▶ _Exercise aim_:
Could every line of the data be printed exactly as it reads?
==== Record excerpts ====
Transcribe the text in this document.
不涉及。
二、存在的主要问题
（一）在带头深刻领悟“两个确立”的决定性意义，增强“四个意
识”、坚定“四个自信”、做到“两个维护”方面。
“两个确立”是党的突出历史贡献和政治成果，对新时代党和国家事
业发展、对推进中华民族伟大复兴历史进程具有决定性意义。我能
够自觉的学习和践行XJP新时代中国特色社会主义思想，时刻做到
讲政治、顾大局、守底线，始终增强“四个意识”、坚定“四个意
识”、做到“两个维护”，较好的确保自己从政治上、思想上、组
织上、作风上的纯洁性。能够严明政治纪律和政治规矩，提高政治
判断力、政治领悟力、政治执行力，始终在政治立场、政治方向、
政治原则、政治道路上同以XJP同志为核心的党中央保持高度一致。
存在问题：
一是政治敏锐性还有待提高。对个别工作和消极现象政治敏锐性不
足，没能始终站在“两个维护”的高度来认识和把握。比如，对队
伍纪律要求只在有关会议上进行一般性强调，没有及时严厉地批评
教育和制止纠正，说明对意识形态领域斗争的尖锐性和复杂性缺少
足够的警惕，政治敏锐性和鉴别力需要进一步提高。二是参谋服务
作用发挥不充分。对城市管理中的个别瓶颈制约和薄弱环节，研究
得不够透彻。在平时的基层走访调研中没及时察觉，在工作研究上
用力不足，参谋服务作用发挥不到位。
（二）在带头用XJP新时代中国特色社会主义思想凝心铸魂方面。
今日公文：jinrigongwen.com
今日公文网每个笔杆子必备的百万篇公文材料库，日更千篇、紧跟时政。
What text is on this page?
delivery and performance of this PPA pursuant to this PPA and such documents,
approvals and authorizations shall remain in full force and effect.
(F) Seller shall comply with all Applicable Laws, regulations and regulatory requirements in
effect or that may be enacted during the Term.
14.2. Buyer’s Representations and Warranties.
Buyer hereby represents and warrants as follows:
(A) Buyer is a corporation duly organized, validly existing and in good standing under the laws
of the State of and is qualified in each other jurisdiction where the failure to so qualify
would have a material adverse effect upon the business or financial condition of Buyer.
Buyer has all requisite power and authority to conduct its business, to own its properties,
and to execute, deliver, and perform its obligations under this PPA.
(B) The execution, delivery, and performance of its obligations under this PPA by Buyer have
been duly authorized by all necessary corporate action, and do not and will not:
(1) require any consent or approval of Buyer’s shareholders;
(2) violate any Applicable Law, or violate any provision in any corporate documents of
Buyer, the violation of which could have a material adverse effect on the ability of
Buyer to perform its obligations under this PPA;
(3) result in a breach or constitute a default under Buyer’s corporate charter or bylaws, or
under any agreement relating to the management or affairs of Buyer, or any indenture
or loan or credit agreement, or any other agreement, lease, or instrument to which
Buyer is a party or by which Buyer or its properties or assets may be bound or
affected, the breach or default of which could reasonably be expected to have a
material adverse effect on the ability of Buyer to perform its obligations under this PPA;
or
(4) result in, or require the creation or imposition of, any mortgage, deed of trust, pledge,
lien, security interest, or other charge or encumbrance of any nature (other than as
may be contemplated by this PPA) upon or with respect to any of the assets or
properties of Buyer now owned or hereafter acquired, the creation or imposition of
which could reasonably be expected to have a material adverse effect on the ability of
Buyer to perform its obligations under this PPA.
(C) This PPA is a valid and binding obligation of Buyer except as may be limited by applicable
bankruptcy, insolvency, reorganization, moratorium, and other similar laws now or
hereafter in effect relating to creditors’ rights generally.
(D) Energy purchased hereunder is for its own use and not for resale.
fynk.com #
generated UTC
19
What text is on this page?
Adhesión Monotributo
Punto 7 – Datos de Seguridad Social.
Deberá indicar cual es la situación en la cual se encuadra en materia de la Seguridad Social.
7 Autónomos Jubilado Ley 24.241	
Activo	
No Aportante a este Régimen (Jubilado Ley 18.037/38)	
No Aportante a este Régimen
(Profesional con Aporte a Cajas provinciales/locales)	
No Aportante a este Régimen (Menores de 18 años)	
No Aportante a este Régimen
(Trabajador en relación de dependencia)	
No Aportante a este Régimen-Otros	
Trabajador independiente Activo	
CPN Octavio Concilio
====
▶ _Full answer_:
Transcribe the text in this document.
不涉及。
二、存在的主要问题
（一）在带头深刻领悟“两个确立”的决定性意义，增强“四个意
识”、坚定“四个自信”、做到“两个维护”方面。
“两个确立”是党的突出历史贡献和政治成果，对新时代党和国家事
业发展、对推进中华民族伟大复兴历史进程具有决定性意义。我能
够自觉的学习和践行XJP新时代中国特色社会主义思想，时刻做到
讲政治、顾大局、守底线，始终增强“四个意识”、坚定“四个意
识”、做到“两个维护”，较好的确保自己从政治上、思想上、组
织上、作风上的纯洁性。能够严明政治纪律和政治规矩，提高政治
判断力、政治领悟力、政治执行力，始终在政治立场、政治方向、
政治原则、政治道路上同以XJP同志为核心的党中央保持高度一致。
存在问题：
一是政治敏锐性还有待提高。对个别工作和消极现象政治敏锐性不
足，没能始终站在“两个维护”的高度来认识和把握。比如，对队
伍纪律要求只在有关会议上进行一般性强调，没有及时严厉地批评
教育和制止纠正，说明对意识形态领域斗争的尖锐性和复杂性缺少
足够的警惕，政治敏锐性和鉴别力需要进一步提高。二是参谋服务
作用发挥不充分。对城市管理中的个别瓶颈制约和薄弱环节，研究
得不够透彻。在平时的基层走访调研中没及时察觉，在工作研究上
用力不足，参谋服务作用发挥不到位。
（二）在带头用XJP新时代中国特色社会主义思想凝心铸魂方面。
今日公文：jinrigongwen.com
今日公文网每个笔杆子必备的百万篇公文材料库，日更千篇、紧跟时政。
What text is on this page?
delivery and performance of this PPA pursuant to this PPA and such documents,
approvals and authorizations shall remain in full force and effect.
(F) Seller shall comply with all Applicable Laws, regulations and regulatory requirements in
effect or that may be enacted during the Term.
14.2. Buyer’s Representations and Warranties.
Buyer hereby represents and warrants as follows:
(A) Buyer is a corporation duly organized, validly existing and in good standing under the laws
of the State of and is qualified in each other jurisdiction where the failure to so qualify
would have a material adverse effect upon the business or financial condition of Buyer.
Buyer has all requisite power and authority to conduct its business, to own its properties,
and to execute, deliver, and perform its obligations under this PPA.
(B) The execution, delivery, and performance of its obligations under this PPA by Buyer have
been duly authorized by all necessary corporate action, and do not and will not:
(1) require any consent or approval of Buyer’s shareholders;
(2) violate any Applicable Law, or violate any provision in any corporate documents of
Buyer, the violation of which could have a material adverse effect on the ability of
Buyer to perform its obligations under this PPA;
(3) result in a breach or constitute a default under Buyer’s corporate charter or bylaws, or
under any agreement relating to the management or affairs of Buyer, or any indenture
or loan or credit agreement, or any other agreement, lease, or instrument to which
Buyer is a party or by which Buyer or its properties or assets may be bound or
affected, the breach or default of which could reasonably be expected to have a
material adverse effect on the ability of Buyer to perform its obligations under this PPA;
or
(4) result in, or require the creation or imposition of, any mortgage, deed of trust, pledge,
lien, security interest, or other charge or encumbrance of any nature (other than as
may be contemplated by this PPA) upon or with respect to any of the assets or
properties of Buyer now owned or hereafter acquired, the creation or imposition of
which could reasonably be expected to have a material adverse effect on the ability of
Buyer to perform its obligations under this PPA.
(C) This PPA is a valid and binding obligation of Buyer except as may be limited by applicable
bankruptcy, insolvency, reorganization, moratorium, and other similar laws now or
hereafter in effect relating to creditors’ rights generally.
(D) Energy purchased hereunder is for its own use and not for resale.
fynk.com #
generated UTC
19
What text is on this page?
Adhesión Monotributo
Punto 7 – Datos de Seguridad Social.
Deberá indicar cual es la situación en la cual se encuadra en materia de la Seguridad Social.
7 Autónomos Jubilado Ley 24.241	
Activo	
No Aportante a este Régimen (Jubilado Ley 18.037/38)	
No Aportante a este Régimen
(Profesional con Aporte a Cajas provinciales/locales)	
No Aportante a este Régimen (Menores de 18 años)	
No Aportante a este Régimen
(Trabajador en relación de dependencia)	
No Aportante a este Régimen-Otros	
Trabajador independiente Activo	
CPN Octavio Concilio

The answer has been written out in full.